*Work request*
Find the word "Fungal" in the records below. List each line containing it.
==== Data listing
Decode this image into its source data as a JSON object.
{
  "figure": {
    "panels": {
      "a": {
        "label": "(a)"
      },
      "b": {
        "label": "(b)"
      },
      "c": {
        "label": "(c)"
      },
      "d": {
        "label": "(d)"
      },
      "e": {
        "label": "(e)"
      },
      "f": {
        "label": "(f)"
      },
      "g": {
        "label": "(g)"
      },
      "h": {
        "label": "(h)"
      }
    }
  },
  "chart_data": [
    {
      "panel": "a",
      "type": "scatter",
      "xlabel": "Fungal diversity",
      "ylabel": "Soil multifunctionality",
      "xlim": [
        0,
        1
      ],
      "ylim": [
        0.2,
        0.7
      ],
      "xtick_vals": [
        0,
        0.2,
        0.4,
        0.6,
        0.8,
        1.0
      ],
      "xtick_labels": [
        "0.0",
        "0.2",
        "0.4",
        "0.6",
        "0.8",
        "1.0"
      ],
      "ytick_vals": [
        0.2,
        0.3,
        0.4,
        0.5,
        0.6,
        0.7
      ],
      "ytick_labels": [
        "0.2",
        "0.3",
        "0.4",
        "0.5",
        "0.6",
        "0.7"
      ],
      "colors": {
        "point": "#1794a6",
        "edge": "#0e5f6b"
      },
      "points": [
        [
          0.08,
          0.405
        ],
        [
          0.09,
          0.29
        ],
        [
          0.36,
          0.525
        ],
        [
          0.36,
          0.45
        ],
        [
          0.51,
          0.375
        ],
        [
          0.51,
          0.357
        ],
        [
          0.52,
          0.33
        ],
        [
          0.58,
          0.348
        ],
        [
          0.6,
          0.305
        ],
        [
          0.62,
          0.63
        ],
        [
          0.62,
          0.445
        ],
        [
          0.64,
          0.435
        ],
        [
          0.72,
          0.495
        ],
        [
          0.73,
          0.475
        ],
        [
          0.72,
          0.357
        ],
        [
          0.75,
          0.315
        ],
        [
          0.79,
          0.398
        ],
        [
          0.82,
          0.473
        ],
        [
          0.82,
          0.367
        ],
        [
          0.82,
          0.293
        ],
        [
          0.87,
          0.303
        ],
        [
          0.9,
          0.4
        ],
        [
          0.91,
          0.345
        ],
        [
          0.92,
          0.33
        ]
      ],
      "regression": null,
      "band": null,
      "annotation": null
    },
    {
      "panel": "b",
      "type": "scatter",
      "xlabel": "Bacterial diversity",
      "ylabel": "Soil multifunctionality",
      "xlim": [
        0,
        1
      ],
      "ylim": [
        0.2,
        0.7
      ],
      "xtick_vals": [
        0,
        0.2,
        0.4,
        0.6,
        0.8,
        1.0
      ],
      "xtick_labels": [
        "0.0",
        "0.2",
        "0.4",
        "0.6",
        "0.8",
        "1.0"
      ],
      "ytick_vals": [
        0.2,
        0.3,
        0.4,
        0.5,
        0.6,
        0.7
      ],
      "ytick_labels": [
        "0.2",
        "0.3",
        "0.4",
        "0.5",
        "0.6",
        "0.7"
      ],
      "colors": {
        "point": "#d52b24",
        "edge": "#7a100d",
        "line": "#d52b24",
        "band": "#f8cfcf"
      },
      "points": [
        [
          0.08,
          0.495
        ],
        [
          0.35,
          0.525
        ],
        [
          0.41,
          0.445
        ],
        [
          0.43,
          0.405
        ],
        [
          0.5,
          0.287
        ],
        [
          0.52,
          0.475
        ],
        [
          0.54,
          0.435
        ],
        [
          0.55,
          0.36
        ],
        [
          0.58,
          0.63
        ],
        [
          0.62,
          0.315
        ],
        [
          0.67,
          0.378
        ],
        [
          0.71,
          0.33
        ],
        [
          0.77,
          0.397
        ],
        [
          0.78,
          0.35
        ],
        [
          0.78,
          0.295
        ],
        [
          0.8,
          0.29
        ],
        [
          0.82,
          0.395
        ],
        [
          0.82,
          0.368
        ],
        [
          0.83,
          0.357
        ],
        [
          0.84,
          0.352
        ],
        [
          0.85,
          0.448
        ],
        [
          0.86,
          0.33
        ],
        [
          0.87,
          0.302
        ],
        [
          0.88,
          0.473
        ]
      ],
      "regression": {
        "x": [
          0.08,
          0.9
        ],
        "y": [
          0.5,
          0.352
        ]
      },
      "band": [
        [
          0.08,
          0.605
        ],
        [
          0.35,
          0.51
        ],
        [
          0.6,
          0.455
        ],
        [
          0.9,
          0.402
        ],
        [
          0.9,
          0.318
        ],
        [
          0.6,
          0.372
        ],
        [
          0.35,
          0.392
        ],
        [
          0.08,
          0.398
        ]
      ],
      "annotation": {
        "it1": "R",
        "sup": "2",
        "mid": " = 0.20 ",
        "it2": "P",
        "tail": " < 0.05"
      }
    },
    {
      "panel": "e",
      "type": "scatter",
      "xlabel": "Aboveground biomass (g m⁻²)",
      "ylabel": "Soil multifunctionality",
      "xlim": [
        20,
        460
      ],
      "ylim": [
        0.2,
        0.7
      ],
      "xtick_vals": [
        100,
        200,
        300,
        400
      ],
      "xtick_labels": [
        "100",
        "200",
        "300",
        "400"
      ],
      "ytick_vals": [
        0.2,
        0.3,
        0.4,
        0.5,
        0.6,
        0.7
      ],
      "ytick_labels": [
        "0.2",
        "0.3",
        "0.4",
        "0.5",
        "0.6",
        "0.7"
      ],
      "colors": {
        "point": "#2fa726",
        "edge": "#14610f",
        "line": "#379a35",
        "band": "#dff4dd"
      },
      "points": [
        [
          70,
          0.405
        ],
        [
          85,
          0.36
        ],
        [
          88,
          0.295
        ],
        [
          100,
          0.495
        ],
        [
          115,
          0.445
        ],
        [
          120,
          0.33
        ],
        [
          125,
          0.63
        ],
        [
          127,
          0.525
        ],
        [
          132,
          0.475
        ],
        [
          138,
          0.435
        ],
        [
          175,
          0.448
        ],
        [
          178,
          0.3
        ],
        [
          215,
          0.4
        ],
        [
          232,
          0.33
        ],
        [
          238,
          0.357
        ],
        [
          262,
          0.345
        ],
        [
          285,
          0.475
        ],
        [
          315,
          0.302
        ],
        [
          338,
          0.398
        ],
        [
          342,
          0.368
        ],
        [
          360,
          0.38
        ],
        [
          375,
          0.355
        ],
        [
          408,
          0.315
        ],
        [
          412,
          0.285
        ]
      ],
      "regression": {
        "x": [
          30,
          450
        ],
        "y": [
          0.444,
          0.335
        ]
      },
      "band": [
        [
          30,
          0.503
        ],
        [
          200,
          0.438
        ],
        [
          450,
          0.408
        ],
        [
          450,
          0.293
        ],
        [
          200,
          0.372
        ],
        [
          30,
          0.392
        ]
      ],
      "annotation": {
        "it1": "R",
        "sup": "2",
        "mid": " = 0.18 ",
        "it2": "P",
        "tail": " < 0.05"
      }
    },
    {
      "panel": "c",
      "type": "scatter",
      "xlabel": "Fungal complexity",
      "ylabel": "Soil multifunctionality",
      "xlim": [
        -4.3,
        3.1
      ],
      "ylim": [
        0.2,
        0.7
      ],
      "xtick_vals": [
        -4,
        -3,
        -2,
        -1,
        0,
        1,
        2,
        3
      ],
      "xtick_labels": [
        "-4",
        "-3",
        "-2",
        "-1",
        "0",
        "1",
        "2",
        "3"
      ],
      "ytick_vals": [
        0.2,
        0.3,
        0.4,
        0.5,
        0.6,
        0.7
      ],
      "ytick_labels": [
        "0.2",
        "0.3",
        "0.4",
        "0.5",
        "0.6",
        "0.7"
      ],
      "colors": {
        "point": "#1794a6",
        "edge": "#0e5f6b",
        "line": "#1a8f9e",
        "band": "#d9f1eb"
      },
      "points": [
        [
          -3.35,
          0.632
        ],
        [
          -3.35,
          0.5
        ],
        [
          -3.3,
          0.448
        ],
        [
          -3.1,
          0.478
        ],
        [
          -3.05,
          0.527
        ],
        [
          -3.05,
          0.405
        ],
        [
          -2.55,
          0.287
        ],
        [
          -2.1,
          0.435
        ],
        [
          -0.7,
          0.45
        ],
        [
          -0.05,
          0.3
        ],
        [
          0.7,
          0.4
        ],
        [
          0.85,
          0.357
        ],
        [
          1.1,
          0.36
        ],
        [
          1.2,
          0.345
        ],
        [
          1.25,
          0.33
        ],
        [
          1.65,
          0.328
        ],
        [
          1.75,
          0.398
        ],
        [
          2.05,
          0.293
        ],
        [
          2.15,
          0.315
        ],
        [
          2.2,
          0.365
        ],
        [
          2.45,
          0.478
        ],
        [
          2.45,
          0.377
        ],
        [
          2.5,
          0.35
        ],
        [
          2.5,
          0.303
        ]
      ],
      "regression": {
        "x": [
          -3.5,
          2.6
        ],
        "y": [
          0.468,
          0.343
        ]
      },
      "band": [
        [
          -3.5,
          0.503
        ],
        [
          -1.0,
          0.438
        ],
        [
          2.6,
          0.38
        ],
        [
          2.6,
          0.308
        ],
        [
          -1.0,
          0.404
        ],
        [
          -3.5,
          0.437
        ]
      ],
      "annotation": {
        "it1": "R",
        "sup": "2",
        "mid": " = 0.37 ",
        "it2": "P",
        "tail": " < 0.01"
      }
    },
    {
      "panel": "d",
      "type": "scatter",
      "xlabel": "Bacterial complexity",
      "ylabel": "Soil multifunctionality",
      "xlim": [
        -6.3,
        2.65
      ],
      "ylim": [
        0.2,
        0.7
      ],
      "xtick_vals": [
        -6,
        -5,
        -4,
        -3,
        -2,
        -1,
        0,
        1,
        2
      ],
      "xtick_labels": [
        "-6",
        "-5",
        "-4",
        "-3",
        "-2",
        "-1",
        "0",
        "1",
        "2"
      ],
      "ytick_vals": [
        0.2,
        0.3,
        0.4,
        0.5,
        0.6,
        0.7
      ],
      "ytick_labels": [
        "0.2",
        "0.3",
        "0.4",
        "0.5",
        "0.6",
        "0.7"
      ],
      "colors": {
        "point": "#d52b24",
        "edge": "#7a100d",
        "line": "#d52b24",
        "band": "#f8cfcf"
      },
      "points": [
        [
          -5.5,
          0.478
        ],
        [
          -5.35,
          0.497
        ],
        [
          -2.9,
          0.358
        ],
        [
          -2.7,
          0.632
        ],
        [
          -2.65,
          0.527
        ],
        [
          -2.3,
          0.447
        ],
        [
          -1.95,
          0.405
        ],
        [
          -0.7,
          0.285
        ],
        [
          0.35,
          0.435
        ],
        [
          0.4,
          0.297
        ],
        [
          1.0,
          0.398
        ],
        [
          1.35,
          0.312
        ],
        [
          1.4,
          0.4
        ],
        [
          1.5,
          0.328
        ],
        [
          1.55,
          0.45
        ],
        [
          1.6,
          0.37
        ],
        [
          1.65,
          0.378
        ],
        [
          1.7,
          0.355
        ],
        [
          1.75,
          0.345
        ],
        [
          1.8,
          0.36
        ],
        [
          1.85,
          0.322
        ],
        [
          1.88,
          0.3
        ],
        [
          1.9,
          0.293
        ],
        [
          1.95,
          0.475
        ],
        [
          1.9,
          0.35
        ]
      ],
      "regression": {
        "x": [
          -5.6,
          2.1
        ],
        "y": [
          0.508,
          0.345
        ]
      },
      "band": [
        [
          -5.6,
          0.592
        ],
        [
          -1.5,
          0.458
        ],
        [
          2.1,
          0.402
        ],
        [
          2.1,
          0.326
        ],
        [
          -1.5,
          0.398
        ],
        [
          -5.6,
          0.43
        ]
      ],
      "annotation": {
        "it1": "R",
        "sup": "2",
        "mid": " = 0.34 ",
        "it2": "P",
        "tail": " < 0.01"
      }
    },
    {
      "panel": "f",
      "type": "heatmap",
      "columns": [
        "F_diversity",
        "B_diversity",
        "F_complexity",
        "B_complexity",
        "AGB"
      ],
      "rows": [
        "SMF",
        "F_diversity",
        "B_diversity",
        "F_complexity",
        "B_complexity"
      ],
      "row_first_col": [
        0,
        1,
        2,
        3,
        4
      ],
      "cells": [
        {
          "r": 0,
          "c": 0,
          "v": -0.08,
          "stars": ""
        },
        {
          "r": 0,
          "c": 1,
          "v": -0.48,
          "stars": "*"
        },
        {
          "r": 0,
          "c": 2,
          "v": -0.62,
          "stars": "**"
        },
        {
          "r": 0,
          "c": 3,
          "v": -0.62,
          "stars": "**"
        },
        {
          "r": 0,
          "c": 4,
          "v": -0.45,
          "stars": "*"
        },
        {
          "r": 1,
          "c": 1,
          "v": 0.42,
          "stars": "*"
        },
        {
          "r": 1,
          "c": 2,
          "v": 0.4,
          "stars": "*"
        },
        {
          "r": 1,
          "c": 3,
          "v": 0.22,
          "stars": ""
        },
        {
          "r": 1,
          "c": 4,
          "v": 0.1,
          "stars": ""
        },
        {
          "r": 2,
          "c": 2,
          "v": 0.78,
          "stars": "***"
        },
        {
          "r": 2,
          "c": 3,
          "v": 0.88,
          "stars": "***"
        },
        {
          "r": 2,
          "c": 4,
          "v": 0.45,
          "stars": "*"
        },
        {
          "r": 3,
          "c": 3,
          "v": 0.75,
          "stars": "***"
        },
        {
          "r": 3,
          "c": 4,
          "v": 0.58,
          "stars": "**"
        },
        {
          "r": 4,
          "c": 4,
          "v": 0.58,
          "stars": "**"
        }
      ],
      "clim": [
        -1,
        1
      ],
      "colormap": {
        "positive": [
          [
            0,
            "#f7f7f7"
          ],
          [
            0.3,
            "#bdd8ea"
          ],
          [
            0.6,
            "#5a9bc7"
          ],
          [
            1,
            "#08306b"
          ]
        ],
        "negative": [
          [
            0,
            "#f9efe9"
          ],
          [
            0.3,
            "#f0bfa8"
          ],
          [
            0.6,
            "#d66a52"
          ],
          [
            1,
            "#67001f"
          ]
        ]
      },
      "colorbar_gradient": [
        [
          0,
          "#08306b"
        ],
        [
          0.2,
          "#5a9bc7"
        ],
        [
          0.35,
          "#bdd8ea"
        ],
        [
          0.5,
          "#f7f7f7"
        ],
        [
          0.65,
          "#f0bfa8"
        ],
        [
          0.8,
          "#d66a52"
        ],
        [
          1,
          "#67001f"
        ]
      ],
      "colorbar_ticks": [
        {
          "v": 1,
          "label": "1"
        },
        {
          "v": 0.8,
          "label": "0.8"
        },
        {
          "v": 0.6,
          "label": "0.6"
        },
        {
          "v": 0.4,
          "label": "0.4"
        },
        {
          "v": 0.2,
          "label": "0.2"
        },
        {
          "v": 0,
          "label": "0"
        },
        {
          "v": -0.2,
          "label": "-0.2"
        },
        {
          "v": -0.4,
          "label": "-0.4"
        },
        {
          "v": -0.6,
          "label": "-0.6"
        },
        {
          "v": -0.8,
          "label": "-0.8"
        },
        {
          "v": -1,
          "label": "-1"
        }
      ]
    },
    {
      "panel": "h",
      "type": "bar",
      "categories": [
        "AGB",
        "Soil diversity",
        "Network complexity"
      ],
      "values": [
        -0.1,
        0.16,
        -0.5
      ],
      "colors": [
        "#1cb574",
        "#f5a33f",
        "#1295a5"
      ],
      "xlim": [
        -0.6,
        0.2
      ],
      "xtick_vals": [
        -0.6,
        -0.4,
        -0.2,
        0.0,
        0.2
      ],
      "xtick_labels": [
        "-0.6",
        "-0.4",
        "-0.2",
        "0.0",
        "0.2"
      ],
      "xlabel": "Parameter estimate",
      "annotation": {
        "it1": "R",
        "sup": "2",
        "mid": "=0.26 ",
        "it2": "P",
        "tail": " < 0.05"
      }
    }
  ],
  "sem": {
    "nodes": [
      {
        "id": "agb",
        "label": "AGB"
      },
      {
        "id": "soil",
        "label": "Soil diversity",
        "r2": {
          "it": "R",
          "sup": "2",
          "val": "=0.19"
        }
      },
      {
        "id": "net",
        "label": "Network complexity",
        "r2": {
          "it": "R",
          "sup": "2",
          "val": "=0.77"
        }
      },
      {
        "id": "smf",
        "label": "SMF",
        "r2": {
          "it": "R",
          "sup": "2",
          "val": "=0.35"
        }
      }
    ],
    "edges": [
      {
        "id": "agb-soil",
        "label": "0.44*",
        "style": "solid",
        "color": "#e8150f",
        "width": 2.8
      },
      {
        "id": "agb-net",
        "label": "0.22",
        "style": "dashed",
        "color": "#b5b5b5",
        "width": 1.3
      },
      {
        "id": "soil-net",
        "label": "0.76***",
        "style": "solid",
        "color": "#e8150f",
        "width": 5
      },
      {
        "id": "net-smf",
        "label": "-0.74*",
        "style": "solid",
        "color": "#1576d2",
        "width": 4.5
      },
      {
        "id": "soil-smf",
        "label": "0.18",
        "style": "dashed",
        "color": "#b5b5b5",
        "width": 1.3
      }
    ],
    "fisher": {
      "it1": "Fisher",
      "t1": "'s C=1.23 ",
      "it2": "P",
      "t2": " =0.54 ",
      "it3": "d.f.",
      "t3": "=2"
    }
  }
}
========
*Exercise result*
      "xlabel": "Fungal diversity",
      "xlabel": "Fungal complexity",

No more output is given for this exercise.